> What is required
Keep the images out and copy every entry below exactly.

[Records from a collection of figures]
++++++++
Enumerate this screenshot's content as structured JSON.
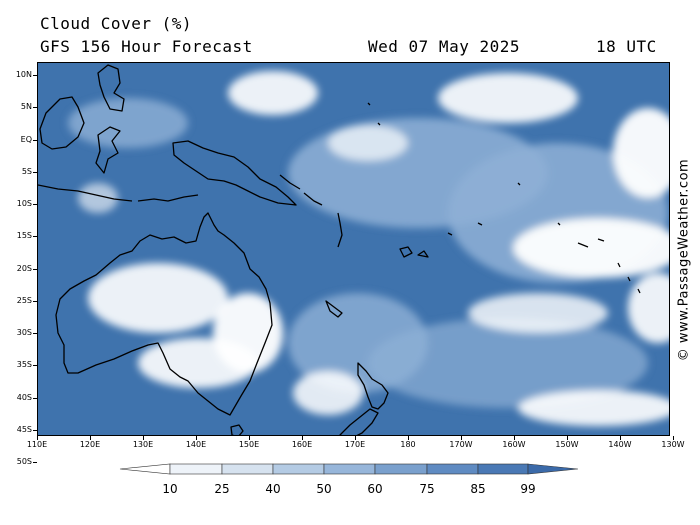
{
  "header": {
    "title": "Cloud Cover (%)",
    "subtitle": "GFS 156 Hour Forecast",
    "date": "Wed 07 May 2025",
    "time": "18 UTC"
  },
  "map": {
    "latitude_labels": [
      "10N",
      "5N",
      "EQ",
      "5S",
      "10S",
      "15S",
      "20S",
      "25S",
      "30S",
      "35S",
      "40S",
      "45S",
      "50S"
    ],
    "longitude_labels": [
      "110E",
      "120E",
      "130E",
      "140E",
      "150E",
      "160E",
      "170E",
      "180",
      "170W",
      "160W",
      "150W",
      "140W",
      "130W"
    ],
    "colors": {
      "clear": "#ffffff",
      "low": "#dbe6f2",
      "mid": "#8fb0d6",
      "high": "#3f73ad",
      "coast": "#000000"
    }
  },
  "legend": {
    "labels": [
      "10",
      "25",
      "40",
      "50",
      "60",
      "75",
      "85",
      "99"
    ],
    "colors": [
      "#ffffff",
      "#eef3f9",
      "#d6e2ef",
      "#b4cbe4",
      "#97b6da",
      "#7aa0cd",
      "#5f8bc2",
      "#4a79b5",
      "#3b6aa9"
    ]
  },
  "credit": "© www.PassageWeather.com"
}
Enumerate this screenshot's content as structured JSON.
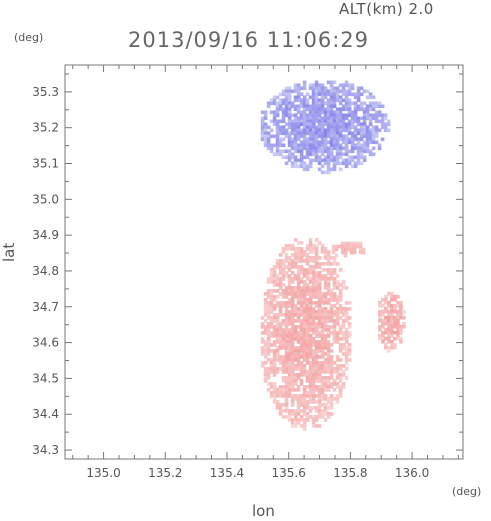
{
  "header": {
    "altitude_label": "ALT(km)  2.0",
    "datetime": "2013/09/16 11:06:29"
  },
  "chart_data": {
    "type": "heatmap",
    "title": "2013/09/16 11:06:29",
    "xlabel": "lon",
    "ylabel": "lat",
    "x_unit": "(deg)",
    "y_unit": "(deg)",
    "xlim": [
      134.875,
      136.165
    ],
    "ylim": [
      34.275,
      35.375
    ],
    "x_ticks": [
      135.0,
      135.2,
      135.4,
      135.6,
      135.8,
      136.0
    ],
    "x_tick_labels": [
      "135.0",
      "135.2",
      "135.4",
      "135.6",
      "135.8",
      "136.0"
    ],
    "y_ticks": [
      34.3,
      34.4,
      34.5,
      34.6,
      34.7,
      34.8,
      34.9,
      35.0,
      35.1,
      35.2,
      35.3
    ],
    "y_tick_labels": [
      "34.3",
      "34.4",
      "34.5",
      "34.6",
      "34.7",
      "34.8",
      "34.9",
      "35.0",
      "35.1",
      "35.2",
      "35.3"
    ],
    "grid": false,
    "colors": {
      "approaching": "#7878e6",
      "receding": "#f08c8c",
      "axis": "#777777"
    },
    "regions": [
      {
        "name": "north-blue-echo",
        "sign": "negative",
        "lon_range": [
          135.5,
          135.92
        ],
        "lat_range": [
          35.08,
          35.34
        ],
        "intensity": 0.75
      },
      {
        "name": "central-red-echo",
        "sign": "positive",
        "lon_range": [
          135.5,
          135.8
        ],
        "lat_range": [
          34.36,
          34.9
        ],
        "intensity": 0.5
      },
      {
        "name": "east-red-echo",
        "sign": "positive",
        "lon_range": [
          135.88,
          135.97
        ],
        "lat_range": [
          34.58,
          34.75
        ],
        "intensity": 0.6
      },
      {
        "name": "small-red-echo",
        "sign": "positive",
        "lon_range": [
          135.73,
          135.85
        ],
        "lat_range": [
          34.84,
          34.89
        ],
        "intensity": 0.3
      }
    ]
  }
}
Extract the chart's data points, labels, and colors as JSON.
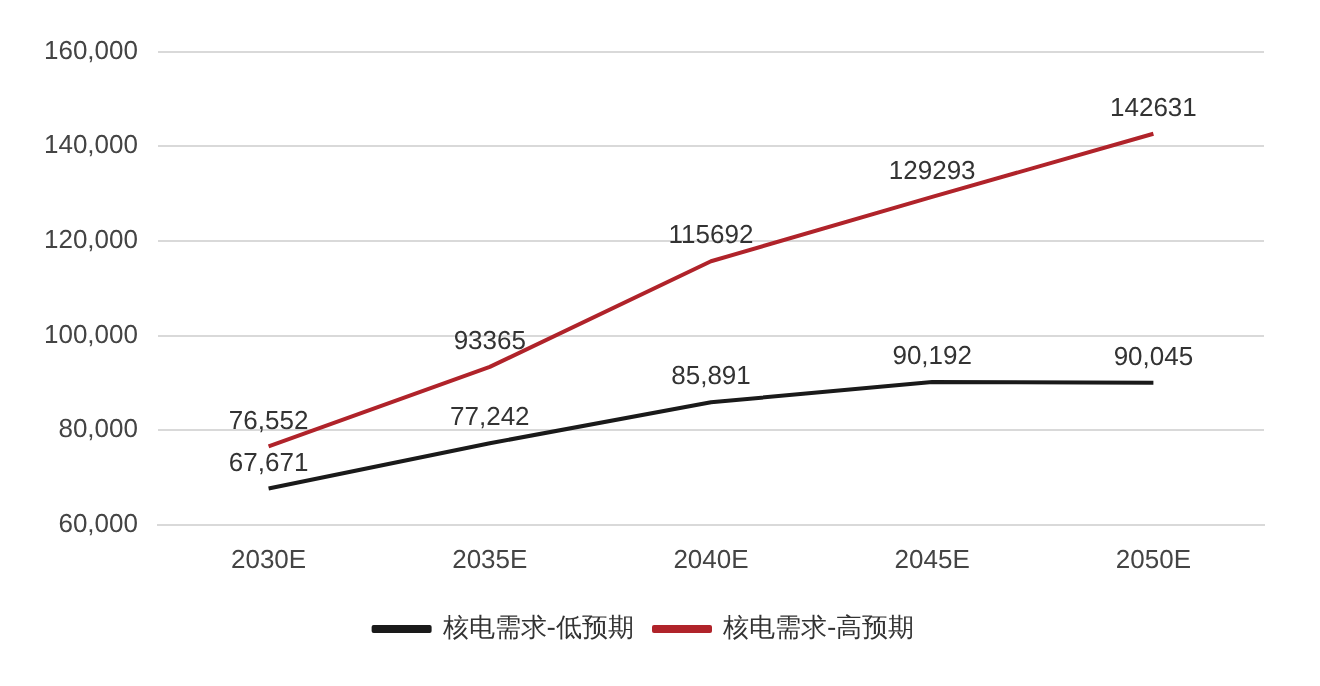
{
  "chart_data": {
    "type": "line",
    "categories": [
      "2030E",
      "2035E",
      "2040E",
      "2045E",
      "2050E"
    ],
    "series": [
      {
        "name": "核电需求-低预期",
        "color": "#1a1a1a",
        "values": [
          67671,
          77242,
          85891,
          90192,
          90045
        ],
        "value_labels": [
          "67,671",
          "77,242",
          "85,891",
          "90,192",
          "90,045"
        ]
      },
      {
        "name": "核电需求-高预期",
        "color": "#b0232a",
        "values": [
          76552,
          93365,
          115692,
          129293,
          142631
        ],
        "value_labels": [
          "76,552",
          "93365",
          "115692",
          "129293",
          "142631"
        ]
      }
    ],
    "ylim": [
      60000,
      160000
    ],
    "yticks": [
      {
        "value": 60000,
        "label": "60,000"
      },
      {
        "value": 80000,
        "label": "80,000"
      },
      {
        "value": 100000,
        "label": "100,000"
      },
      {
        "value": 120000,
        "label": "120,000"
      },
      {
        "value": 140000,
        "label": "140,000"
      },
      {
        "value": 160000,
        "label": "160,000"
      }
    ],
    "grid": "y",
    "legend": "bottom",
    "marker": "none",
    "line_style": "solid"
  }
}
++++++++
> Result for this exercise
Enumerate this screenshot's content as structured JSON.
{
  "header": {
    "title": "Cloud Cover (%)",
    "subtitle": "GFS 156 Hour Forecast",
    "date": "Wed 07 May 2025",
    "time": "18 UTC"
  },
  "map": {
    "latitude_labels": [
      "10N",
      "5N",
      "EQ",
      "5S",
      "10S",
      "15S",
      "20S",
      "25S",
      "30S",
      "35S",
      "40S",
      "45S",
      "50S"
    ],
    "longitude_labels": [
      "110E",
      "120E",
      "130E",
      "140E",
      "150E",
      "160E",
      "170E",
      "180",
      "170W",
      "160W",
      "150W",
      "140W",
      "130W"
    ],
    "colors": {
      "clear": "#ffffff",
      "low": "#dbe6f2",
      "mid": "#8fb0d6",
      "high": "#3f73ad",
      "coast": "#000000"
    }
  },
  "legend": {
    "labels": [
      "10",
      "25",
      "40",
      "50",
      "60",
      "75",
      "85",
      "99"
    ],
    "colors": [
      "#ffffff",
      "#eef3f9",
      "#d6e2ef",
      "#b4cbe4",
      "#97b6da",
      "#7aa0cd",
      "#5f8bc2",
      "#4a79b5",
      "#3b6aa9"
    ]
  },
  "credit": "© www.PassageWeather.com"
}
Enumerate this screenshot's content as structured JSON.
{
  "header": {
    "altitude_label": "ALT(km)  2.0",
    "datetime": "2013/09/16 11:06:29"
  },
  "chart_data": {
    "type": "heatmap",
    "title": "2013/09/16 11:06:29",
    "xlabel": "lon",
    "ylabel": "lat",
    "x_unit": "(deg)",
    "y_unit": "(deg)",
    "xlim": [
      134.875,
      136.165
    ],
    "ylim": [
      34.275,
      35.375
    ],
    "x_ticks": [
      135.0,
      135.2,
      135.4,
      135.6,
      135.8,
      136.0
    ],
    "x_tick_labels": [
      "135.0",
      "135.2",
      "135.4",
      "135.6",
      "135.8",
      "136.0"
    ],
    "y_ticks": [
      34.3,
      34.4,
      34.5,
      34.6,
      34.7,
      34.8,
      34.9,
      35.0,
      35.1,
      35.2,
      35.3
    ],
    "y_tick_labels": [
      "34.3",
      "34.4",
      "34.5",
      "34.6",
      "34.7",
      "34.8",
      "34.9",
      "35.0",
      "35.1",
      "35.2",
      "35.3"
    ],
    "grid": false,
    "colors": {
      "approaching": "#7878e6",
      "receding": "#f08c8c",
      "axis": "#777777"
    },
    "regions": [
      {
        "name": "north-blue-echo",
        "sign": "negative",
        "lon_range": [
          135.5,
          135.92
        ],
        "lat_range": [
          35.08,
          35.34
        ],
        "intensity": 0.75
      },
      {
        "name": "central-red-echo",
        "sign": "positive",
        "lon_range": [
          135.5,
          135.8
        ],
        "lat_range": [
          34.36,
          34.9
        ],
        "intensity": 0.5
      },
      {
        "name": "east-red-echo",
        "sign": "positive",
        "lon_range": [
          135.88,
          135.97
        ],
        "lat_range": [
          34.58,
          34.75
        ],
        "intensity": 0.6
      },
      {
        "name": "small-red-echo",
        "sign": "positive",
        "lon_range": [
          135.73,
          135.85
        ],
        "lat_range": [
          34.84,
          34.89
        ],
        "intensity": 0.3
      }
    ]
  }
}
Extract the chart's data points, labels, and colors as JSON.
{
  "chart_data": {
    "type": "line",
    "categories": [
      "2030E",
      "2035E",
      "2040E",
      "2045E",
      "2050E"
    ],
    "series": [
      {
        "name": "核电需求-低预期",
        "color": "#1a1a1a",
        "values": [
          67671,
          77242,
          85891,
          90192,
          90045
        ],
        "value_labels": [
          "67,671",
          "77,242",
          "85,891",
          "90,192",
          "90,045"
        ]
      },
      {
        "name": "核电需求-高预期",
        "color": "#b0232a",
        "values": [
          76552,
          93365,
          115692,
          129293,
          142631
        ],
        "value_labels": [
          "76,552",
          "93365",
          "115692",
          "129293",
          "142631"
        ]
      }
    ],
    "ylim": [
      60000,
      160000
    ],
    "yticks": [
      {
        "value": 60000,
        "label": "60,000"
      },
      {
        "value": 80000,
        "label": "80,000"
      },
      {
        "value": 100000,
        "label": "100,000"
      },
      {
        "value": 120000,
        "label": "120,000"
      },
      {
        "value": 140000,
        "label": "140,000"
      },
      {
        "value": 160000,
        "label": "160,000"
      }
    ],
    "grid": "y",
    "legend": "bottom",
    "marker": "none",
    "line_style": "solid"
  }
}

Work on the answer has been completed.